Extract each line bearing the word "haver".

>>

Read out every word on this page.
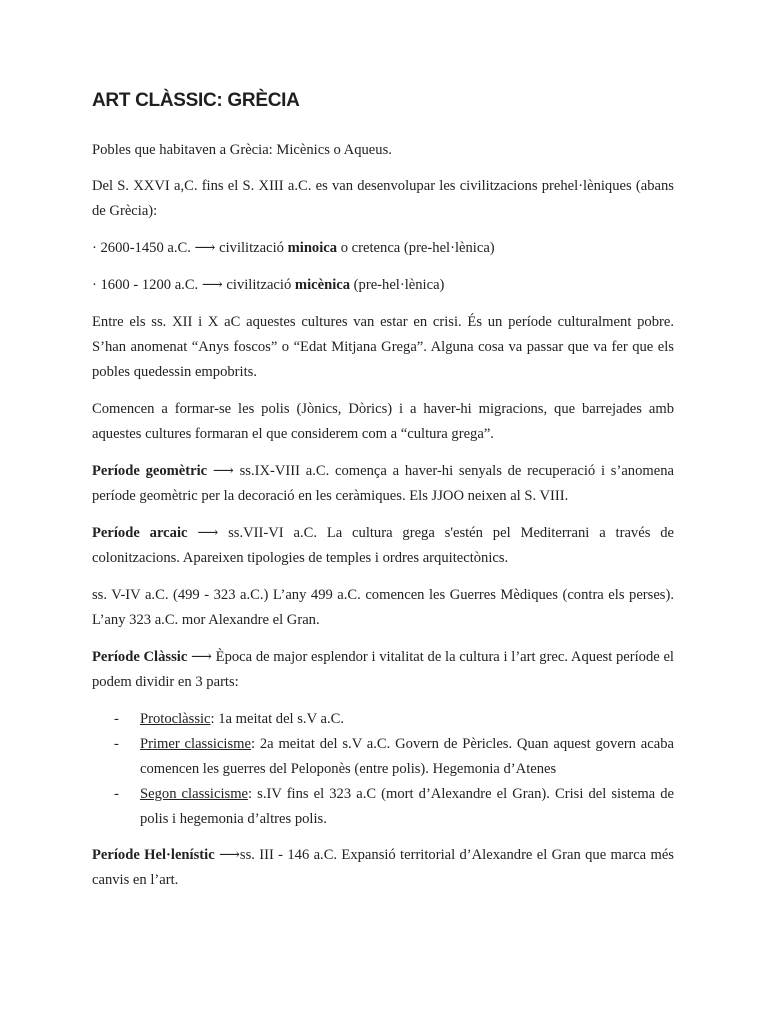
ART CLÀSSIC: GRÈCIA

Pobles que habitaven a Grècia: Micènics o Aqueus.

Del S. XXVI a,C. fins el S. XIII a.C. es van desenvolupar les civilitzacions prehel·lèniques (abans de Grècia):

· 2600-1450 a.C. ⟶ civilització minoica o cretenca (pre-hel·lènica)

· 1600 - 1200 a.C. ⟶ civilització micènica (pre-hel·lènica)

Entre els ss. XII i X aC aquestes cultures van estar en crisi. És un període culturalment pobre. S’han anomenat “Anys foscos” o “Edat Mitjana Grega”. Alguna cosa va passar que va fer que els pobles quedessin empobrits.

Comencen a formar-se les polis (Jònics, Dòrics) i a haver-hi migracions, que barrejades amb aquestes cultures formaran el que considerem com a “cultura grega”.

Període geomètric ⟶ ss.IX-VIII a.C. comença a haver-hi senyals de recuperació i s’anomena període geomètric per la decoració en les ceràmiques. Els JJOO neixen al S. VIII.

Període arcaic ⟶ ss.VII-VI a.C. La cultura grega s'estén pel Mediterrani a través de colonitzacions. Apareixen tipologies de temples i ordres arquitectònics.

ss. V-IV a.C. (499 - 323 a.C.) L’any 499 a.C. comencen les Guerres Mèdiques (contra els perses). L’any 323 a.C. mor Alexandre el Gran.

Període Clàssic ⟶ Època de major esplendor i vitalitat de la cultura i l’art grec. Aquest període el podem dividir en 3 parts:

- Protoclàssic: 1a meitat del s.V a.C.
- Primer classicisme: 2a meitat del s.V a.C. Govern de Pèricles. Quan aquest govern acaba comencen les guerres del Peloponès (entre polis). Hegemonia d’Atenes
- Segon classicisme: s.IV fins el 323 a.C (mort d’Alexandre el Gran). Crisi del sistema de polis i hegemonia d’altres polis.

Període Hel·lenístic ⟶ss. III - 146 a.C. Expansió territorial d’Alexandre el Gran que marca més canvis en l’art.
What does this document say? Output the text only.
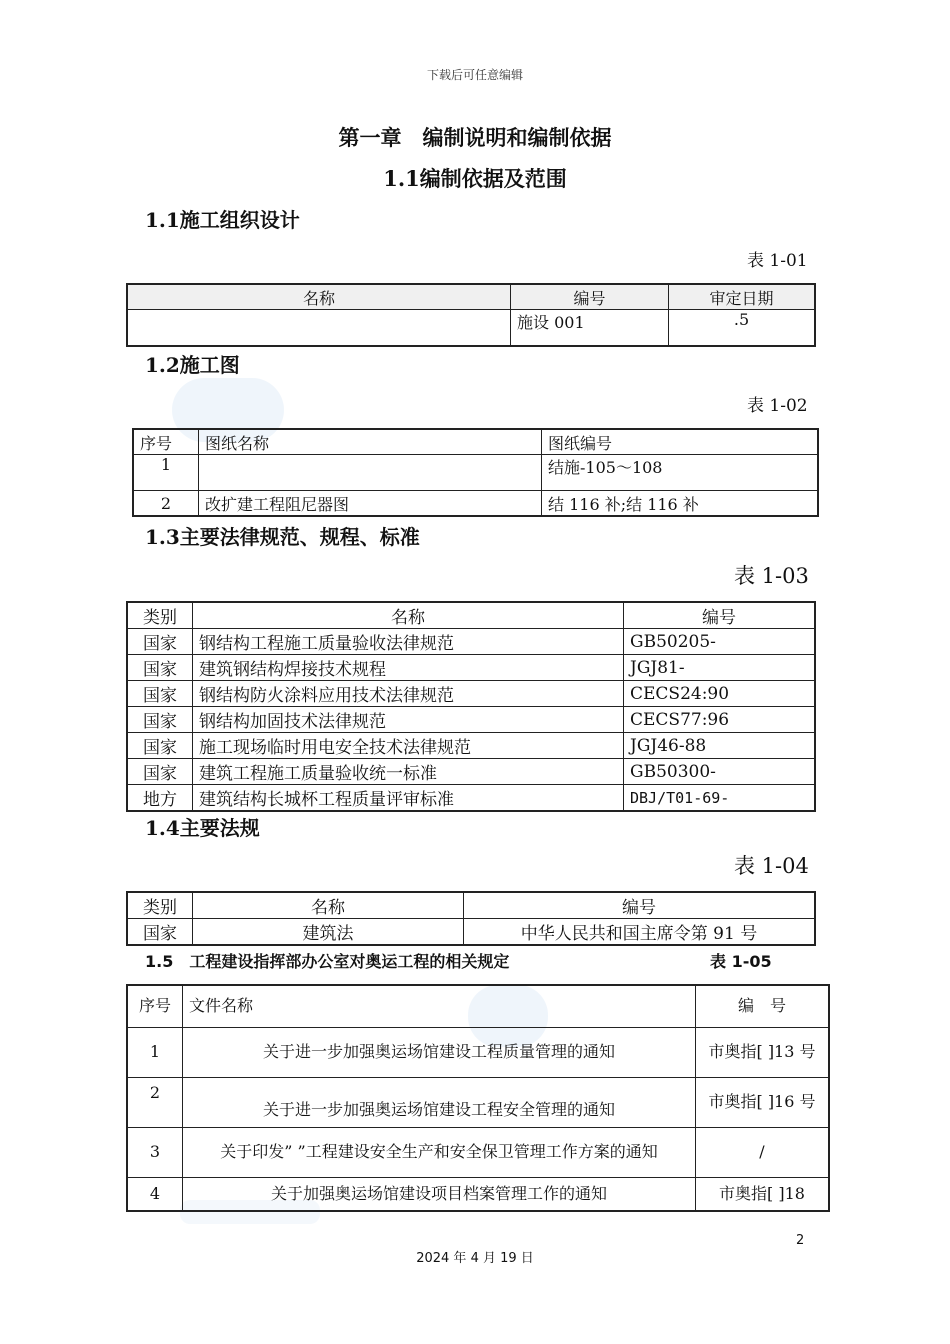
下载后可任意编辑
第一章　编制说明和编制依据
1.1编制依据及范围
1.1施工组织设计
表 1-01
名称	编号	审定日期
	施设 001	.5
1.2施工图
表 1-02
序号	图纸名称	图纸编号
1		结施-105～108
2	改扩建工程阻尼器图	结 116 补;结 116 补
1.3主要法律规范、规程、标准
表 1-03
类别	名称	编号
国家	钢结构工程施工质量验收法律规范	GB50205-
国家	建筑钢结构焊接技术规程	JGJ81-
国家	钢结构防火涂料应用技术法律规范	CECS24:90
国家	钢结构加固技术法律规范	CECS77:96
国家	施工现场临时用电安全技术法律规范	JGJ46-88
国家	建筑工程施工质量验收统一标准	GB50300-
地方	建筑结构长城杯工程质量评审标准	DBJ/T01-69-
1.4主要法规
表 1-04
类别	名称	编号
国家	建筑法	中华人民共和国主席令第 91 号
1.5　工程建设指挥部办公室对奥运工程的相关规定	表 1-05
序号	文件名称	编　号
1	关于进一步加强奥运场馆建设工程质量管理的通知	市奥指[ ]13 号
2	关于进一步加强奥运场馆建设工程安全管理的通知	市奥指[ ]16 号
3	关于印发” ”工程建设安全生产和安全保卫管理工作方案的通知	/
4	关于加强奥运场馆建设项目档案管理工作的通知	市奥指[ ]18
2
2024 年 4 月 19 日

<<

● Exercise result
Comencen a formar-se les polis (Jònics, Dòrics) i a haver-hi migracions, que barrejades amb aquestes cultures formaran el que considerem com a “cultura grega”.
Període geomètric ⟶ ss.IX-VIII a.C. comença a haver-hi senyals de recuperació i s’anomena període geomètric per la decoració en les ceràmiques. Els JJOO neixen al S. VIII.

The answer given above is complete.